* Brief: Figure out the number of lines in the data that hold the string "government". Reply with that figure only.

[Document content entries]
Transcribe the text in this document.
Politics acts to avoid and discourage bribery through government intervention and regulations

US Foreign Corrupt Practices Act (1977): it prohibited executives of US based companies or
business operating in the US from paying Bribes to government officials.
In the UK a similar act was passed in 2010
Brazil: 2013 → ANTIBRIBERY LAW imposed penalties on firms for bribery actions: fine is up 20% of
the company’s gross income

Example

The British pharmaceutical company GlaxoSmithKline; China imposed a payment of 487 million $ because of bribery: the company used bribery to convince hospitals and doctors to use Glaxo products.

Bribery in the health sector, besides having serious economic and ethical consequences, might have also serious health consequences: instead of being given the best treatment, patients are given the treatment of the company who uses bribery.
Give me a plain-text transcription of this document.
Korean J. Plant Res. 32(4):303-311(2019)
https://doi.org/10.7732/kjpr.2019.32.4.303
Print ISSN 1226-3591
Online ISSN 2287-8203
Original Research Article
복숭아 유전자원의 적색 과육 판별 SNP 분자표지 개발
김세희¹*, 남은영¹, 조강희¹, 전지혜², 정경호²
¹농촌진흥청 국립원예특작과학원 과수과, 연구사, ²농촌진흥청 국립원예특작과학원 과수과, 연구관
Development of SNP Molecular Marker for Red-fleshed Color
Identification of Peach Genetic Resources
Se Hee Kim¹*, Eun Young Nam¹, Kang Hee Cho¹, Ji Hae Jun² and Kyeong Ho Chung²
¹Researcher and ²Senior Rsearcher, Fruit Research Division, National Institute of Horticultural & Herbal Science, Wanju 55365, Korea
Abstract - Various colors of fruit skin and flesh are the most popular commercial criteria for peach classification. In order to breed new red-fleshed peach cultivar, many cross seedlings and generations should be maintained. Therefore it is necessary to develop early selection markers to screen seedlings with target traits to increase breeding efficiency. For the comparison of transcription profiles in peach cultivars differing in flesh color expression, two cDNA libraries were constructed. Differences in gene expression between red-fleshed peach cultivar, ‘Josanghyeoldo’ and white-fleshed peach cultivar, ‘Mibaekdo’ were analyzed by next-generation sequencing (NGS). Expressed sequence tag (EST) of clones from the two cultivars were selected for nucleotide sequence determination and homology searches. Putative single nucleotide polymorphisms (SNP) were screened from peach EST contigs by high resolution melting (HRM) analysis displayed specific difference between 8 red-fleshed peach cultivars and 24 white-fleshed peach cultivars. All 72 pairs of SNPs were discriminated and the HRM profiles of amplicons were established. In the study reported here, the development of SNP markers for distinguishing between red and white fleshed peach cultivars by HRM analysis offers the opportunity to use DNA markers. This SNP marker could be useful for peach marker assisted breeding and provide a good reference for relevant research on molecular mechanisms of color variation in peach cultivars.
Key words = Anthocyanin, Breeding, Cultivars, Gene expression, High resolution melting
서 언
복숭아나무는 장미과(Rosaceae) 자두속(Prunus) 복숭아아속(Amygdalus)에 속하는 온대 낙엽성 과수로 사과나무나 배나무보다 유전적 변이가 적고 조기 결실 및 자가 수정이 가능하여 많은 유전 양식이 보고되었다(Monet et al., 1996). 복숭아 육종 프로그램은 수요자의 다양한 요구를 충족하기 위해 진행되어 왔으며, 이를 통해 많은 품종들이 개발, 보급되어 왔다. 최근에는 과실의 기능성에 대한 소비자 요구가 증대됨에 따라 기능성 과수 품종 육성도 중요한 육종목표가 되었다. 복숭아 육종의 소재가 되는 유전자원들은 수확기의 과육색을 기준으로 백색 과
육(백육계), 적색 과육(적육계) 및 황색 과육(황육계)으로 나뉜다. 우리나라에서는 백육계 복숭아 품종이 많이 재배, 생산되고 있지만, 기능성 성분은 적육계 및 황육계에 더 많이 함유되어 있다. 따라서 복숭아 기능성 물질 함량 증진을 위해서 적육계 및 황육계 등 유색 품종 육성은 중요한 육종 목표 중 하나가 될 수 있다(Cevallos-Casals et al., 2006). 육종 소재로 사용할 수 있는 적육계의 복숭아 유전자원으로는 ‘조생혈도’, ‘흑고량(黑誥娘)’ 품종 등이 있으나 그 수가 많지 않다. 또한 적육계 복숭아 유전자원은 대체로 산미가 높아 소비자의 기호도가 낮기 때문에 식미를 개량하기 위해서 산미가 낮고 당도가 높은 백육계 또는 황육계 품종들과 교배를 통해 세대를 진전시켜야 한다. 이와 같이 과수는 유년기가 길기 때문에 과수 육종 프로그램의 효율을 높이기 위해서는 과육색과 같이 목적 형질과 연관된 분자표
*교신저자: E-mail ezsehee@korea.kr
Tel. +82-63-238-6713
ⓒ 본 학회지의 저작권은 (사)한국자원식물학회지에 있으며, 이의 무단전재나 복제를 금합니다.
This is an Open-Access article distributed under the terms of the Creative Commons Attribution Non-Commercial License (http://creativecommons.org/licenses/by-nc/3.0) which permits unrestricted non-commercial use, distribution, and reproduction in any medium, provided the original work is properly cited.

* Solution to the problem: 2